» Problem to work on: Return each line containing the string "have".

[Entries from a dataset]
** Start **
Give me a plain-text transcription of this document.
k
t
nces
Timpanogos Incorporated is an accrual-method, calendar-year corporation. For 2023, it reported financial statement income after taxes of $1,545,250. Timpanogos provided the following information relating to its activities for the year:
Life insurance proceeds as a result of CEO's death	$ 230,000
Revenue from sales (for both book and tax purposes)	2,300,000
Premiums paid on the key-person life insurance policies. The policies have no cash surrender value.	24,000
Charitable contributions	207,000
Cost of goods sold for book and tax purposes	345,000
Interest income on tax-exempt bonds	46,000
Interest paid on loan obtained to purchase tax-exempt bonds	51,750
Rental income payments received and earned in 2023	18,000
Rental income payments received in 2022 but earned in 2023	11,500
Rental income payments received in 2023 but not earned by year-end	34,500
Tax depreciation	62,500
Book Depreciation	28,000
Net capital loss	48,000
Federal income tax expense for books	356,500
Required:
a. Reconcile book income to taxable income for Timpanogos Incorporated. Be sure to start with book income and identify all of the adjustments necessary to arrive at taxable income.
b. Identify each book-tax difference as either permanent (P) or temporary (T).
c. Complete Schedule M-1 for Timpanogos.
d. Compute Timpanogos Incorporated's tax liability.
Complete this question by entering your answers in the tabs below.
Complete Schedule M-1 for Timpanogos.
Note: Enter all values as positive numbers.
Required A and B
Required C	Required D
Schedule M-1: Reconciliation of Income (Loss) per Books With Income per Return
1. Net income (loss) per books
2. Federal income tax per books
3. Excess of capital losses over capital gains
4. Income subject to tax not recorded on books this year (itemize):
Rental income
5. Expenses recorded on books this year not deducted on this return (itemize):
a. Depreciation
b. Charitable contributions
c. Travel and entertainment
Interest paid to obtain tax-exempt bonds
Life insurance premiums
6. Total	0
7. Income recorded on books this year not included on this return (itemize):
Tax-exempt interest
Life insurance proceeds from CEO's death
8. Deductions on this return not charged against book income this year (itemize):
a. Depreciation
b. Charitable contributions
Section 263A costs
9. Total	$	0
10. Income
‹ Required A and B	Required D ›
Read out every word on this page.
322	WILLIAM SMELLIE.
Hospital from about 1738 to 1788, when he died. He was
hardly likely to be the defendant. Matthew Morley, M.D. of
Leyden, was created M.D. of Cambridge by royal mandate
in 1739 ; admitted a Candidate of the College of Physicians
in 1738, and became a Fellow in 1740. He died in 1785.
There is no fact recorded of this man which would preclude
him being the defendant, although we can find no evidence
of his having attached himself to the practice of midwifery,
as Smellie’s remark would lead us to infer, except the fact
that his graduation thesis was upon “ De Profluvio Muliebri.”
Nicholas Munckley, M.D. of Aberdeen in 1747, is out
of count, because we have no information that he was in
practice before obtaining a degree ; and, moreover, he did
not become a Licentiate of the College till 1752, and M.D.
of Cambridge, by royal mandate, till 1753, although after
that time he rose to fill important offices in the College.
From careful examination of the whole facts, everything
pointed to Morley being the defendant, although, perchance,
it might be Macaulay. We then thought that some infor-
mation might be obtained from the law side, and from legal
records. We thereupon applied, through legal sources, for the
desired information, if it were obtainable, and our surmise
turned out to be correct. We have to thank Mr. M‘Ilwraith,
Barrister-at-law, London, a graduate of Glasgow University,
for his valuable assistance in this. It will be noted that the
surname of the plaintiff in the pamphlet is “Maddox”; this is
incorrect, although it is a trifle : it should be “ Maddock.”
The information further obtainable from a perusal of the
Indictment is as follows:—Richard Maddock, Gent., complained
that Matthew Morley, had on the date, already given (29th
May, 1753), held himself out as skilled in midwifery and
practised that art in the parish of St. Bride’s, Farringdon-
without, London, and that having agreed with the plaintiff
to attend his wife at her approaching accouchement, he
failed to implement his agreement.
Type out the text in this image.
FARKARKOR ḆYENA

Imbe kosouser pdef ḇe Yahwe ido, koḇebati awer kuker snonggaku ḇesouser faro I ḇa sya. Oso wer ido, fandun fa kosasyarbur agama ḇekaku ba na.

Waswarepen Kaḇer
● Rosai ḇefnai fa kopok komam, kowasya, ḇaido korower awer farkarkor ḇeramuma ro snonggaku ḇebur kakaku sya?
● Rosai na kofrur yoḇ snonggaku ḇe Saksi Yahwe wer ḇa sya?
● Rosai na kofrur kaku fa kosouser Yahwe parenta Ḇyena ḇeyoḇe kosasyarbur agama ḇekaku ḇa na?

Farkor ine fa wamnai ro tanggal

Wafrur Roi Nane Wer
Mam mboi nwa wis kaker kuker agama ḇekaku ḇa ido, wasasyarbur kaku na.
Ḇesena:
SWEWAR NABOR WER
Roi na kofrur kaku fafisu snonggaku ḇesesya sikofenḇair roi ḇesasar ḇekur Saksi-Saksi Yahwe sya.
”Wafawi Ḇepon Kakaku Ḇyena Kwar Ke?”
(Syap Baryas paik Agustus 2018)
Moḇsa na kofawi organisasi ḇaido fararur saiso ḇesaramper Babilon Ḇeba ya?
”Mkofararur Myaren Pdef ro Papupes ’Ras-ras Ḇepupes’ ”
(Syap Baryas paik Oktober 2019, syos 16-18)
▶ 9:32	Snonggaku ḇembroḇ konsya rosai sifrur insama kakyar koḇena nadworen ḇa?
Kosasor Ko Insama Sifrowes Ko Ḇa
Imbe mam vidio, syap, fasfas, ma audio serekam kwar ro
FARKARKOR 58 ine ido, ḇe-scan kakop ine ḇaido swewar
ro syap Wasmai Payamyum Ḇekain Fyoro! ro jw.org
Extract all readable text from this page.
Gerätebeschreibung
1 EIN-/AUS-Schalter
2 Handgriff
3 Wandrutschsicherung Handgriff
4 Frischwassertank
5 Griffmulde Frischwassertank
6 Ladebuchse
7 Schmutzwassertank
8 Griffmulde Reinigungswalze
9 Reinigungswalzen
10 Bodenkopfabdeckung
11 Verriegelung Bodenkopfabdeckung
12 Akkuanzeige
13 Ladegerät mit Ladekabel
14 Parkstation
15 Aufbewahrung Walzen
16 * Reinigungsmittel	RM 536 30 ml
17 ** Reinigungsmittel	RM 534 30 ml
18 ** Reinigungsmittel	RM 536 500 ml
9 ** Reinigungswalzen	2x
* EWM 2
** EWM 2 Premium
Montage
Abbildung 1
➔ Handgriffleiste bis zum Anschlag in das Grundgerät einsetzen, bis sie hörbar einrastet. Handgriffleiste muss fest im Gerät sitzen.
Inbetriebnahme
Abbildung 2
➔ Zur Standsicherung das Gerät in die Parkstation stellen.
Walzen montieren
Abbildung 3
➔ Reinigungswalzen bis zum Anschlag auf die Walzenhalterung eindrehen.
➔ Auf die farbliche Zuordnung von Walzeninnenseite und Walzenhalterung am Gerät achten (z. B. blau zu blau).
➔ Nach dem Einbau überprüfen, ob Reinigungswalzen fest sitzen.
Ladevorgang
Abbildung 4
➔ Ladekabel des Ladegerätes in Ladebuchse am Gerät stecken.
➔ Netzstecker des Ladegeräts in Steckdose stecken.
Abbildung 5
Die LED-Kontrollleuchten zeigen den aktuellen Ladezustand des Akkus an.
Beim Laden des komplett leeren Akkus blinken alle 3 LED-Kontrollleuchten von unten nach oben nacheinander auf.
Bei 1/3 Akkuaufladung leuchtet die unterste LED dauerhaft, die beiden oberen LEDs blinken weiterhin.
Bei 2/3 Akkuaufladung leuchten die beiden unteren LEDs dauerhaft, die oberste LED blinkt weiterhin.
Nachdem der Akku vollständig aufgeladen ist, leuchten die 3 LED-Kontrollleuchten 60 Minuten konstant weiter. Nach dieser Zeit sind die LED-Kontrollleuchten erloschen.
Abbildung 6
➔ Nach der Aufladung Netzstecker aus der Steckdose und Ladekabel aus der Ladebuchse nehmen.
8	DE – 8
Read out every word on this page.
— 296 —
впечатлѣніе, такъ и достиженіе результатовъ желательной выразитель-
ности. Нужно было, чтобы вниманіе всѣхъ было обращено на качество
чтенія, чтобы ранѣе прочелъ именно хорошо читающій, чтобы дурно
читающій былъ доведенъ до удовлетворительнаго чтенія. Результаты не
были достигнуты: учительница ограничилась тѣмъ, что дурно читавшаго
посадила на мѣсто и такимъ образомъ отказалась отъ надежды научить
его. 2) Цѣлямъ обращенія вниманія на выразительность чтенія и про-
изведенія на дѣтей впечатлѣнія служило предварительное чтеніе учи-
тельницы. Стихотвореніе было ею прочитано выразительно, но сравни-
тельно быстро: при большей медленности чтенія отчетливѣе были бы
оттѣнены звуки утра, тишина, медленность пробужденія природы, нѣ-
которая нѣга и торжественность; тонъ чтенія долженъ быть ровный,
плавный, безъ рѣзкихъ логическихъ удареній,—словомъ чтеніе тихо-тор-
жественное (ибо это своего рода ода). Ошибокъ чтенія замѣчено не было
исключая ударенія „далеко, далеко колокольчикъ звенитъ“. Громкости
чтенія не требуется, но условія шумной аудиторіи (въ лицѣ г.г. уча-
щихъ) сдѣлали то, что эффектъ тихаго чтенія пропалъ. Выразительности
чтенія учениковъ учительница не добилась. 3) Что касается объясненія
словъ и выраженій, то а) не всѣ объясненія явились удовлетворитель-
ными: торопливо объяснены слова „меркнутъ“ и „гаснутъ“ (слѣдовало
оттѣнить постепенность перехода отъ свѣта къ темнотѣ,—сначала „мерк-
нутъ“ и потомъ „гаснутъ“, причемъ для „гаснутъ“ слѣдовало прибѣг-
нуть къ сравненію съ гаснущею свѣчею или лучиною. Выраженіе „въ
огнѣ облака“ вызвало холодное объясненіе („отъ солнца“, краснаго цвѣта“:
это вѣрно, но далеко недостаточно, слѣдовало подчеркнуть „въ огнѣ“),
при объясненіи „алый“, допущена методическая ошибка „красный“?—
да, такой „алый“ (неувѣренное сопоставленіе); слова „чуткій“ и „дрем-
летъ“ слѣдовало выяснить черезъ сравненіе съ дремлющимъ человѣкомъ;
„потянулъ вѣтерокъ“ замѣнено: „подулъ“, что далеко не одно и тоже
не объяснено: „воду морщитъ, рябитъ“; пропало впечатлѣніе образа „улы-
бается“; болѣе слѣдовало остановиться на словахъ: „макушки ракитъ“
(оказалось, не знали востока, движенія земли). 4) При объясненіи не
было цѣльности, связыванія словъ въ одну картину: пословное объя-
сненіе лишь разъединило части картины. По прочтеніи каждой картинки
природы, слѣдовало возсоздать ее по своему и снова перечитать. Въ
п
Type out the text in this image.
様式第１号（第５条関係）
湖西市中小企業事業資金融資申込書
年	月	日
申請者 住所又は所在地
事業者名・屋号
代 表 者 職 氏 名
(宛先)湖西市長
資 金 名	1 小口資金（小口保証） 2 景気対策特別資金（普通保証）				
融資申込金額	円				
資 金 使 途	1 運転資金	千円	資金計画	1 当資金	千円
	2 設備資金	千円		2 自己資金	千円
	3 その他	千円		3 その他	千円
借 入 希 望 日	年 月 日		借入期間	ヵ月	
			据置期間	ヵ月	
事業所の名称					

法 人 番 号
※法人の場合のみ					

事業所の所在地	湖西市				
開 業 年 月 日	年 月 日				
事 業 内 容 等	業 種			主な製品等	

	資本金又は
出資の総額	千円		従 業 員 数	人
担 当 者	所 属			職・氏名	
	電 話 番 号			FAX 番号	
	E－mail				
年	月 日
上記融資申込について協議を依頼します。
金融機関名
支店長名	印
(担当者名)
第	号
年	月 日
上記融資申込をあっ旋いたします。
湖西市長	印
** End **
» Completed task:
Premiums paid on the key-person life insurance policies. The policies have no cash surrender value.	24,000
of count, because we have no information that he was in
turned out to be correct. We have to thank Mr. M‘Ilwraith,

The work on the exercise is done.